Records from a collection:
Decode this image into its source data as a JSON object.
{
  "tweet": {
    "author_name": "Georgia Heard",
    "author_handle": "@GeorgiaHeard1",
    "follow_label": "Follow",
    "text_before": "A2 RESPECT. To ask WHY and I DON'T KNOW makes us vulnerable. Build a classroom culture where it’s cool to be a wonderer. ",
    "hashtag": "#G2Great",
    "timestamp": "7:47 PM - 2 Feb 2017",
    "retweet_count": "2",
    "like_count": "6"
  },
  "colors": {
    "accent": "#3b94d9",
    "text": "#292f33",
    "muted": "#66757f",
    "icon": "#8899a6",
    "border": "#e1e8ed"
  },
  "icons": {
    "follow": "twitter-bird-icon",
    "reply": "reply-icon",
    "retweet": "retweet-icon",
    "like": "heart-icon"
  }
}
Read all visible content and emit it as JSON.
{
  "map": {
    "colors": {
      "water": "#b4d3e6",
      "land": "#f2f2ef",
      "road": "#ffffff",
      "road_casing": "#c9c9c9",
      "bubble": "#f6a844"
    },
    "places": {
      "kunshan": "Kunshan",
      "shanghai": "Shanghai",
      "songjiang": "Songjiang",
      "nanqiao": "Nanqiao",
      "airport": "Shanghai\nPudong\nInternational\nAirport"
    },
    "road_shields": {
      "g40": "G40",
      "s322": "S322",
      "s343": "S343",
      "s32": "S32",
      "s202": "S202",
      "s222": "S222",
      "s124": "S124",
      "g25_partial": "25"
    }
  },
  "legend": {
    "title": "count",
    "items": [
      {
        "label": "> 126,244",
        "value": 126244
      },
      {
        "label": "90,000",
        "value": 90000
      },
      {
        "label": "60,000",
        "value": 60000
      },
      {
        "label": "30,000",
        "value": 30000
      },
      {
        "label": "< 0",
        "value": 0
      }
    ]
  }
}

Work instructions: Wherever the string "value" appears in the entries above, list that line.

Result of the task:
        "value": 126244
        "value": 90000
        "value": 60000
        "value": 30000
        "value": 0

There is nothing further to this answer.